## BEGIN

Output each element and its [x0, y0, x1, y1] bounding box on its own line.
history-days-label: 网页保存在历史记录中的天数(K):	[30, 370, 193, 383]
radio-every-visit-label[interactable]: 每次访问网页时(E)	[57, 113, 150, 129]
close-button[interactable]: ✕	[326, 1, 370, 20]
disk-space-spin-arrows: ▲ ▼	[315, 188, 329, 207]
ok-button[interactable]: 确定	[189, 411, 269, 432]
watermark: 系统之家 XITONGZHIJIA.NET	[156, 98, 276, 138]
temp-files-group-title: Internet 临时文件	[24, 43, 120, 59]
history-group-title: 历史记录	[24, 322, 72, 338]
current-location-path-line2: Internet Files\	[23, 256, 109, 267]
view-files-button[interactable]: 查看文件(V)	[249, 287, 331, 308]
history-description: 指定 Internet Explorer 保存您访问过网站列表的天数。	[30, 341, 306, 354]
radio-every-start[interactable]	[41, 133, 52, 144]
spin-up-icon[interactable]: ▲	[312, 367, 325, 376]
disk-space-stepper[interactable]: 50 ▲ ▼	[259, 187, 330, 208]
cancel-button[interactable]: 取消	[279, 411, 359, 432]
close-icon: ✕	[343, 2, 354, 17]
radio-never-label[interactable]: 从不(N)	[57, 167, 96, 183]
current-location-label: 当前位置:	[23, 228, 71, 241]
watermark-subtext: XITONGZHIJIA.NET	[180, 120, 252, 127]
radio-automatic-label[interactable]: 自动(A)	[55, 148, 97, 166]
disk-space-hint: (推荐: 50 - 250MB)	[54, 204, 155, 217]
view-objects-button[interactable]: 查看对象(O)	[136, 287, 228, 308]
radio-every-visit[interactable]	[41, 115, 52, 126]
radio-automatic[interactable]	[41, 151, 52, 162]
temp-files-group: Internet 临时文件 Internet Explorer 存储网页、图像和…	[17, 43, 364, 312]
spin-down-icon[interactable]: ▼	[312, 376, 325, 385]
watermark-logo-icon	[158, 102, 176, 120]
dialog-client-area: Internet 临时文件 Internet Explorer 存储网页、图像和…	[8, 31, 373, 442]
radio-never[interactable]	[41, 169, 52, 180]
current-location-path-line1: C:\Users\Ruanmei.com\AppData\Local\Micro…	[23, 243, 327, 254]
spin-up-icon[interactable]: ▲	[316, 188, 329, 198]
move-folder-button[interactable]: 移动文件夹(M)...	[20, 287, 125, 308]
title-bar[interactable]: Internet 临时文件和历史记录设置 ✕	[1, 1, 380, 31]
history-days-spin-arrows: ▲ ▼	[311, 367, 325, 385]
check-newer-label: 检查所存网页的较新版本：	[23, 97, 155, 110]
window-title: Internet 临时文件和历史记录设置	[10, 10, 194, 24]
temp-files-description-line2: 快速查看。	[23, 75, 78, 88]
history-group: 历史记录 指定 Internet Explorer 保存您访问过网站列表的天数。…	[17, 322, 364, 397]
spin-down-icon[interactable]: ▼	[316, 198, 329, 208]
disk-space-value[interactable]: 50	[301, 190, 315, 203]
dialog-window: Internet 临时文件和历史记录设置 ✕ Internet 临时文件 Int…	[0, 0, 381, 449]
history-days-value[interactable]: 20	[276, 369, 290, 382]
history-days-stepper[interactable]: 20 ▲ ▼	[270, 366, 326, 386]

## END

WHAT YOU HAVE TO DO:
Please rewrite the entries above, replacing "spin-up-icon" with "increment-icon" and leaving everything else unchanged.

ANSWER TO THE TASK:
Output each element and its [x0, y0, x1, y1] bounding box on its own line.
history-days-label: 网页保存在历史记录中的天数(K):	[30, 370, 193, 383]
radio-every-visit-label[interactable]: 每次访问网页时(E)	[57, 113, 150, 129]
close-button[interactable]: ✕	[326, 1, 370, 20]
disk-space-spin-arrows: ▲ ▼	[315, 188, 329, 207]
ok-button[interactable]: 确定	[189, 411, 269, 432]
watermark: 系统之家 XITONGZHIJIA.NET	[156, 98, 276, 138]
temp-files-group-title: Internet 临时文件	[24, 43, 120, 59]
history-group-title: 历史记录	[24, 322, 72, 338]
current-location-path-line2: Internet Files\	[23, 256, 109, 267]
view-files-button[interactable]: 查看文件(V)	[249, 287, 331, 308]
history-description: 指定 Internet Explorer 保存您访问过网站列表的天数。	[30, 341, 306, 354]
radio-every-start[interactable]	[41, 133, 52, 144]
increment-icon[interactable]: ▲	[312, 367, 325, 376]
disk-space-stepper[interactable]: 50 ▲ ▼	[259, 187, 330, 208]
cancel-button[interactable]: 取消	[279, 411, 359, 432]
close-icon: ✕	[343, 2, 354, 17]
radio-never-label[interactable]: 从不(N)	[57, 167, 96, 183]
current-location-label: 当前位置:	[23, 228, 71, 241]
watermark-subtext: XITONGZHIJIA.NET	[180, 120, 252, 127]
radio-automatic-label[interactable]: 自动(A)	[55, 148, 97, 166]
disk-space-hint: (推荐: 50 - 250MB)	[54, 204, 155, 217]
view-objects-button[interactable]: 查看对象(O)	[136, 287, 228, 308]
radio-every-visit[interactable]	[41, 115, 52, 126]
radio-automatic[interactable]	[41, 151, 52, 162]
temp-files-group: Internet 临时文件 Internet Explorer 存储网页、图像和…	[17, 43, 364, 312]
spin-down-icon[interactable]: ▼	[312, 376, 325, 385]
watermark-logo-icon	[158, 102, 176, 120]
dialog-client-area: Internet 临时文件 Internet Explorer 存储网页、图像和…	[8, 31, 373, 442]
radio-never[interactable]	[41, 169, 52, 180]
current-location-path-line1: C:\Users\Ruanmei.com\AppData\Local\Micro…	[23, 243, 327, 254]
increment-icon[interactable]: ▲	[316, 188, 329, 198]
move-folder-button[interactable]: 移动文件夹(M)...	[20, 287, 125, 308]
title-bar[interactable]: Internet 临时文件和历史记录设置 ✕	[1, 1, 380, 31]
history-days-spin-arrows: ▲ ▼	[311, 367, 325, 385]
check-newer-label: 检查所存网页的较新版本：	[23, 97, 155, 110]
window-title: Internet 临时文件和历史记录设置	[10, 10, 194, 24]
temp-files-description-line2: 快速查看。	[23, 75, 78, 88]
history-group: 历史记录 指定 Internet Explorer 保存您访问过网站列表的天数。…	[17, 322, 364, 397]
spin-down-icon[interactable]: ▼	[316, 198, 329, 208]
disk-space-value[interactable]: 50	[301, 190, 315, 203]
dialog-window: Internet 临时文件和历史记录设置 ✕ Internet 临时文件 Int…	[0, 0, 381, 449]
history-days-value[interactable]: 20	[276, 369, 290, 382]
history-days-stepper[interactable]: 20 ▲ ▼	[270, 366, 326, 386]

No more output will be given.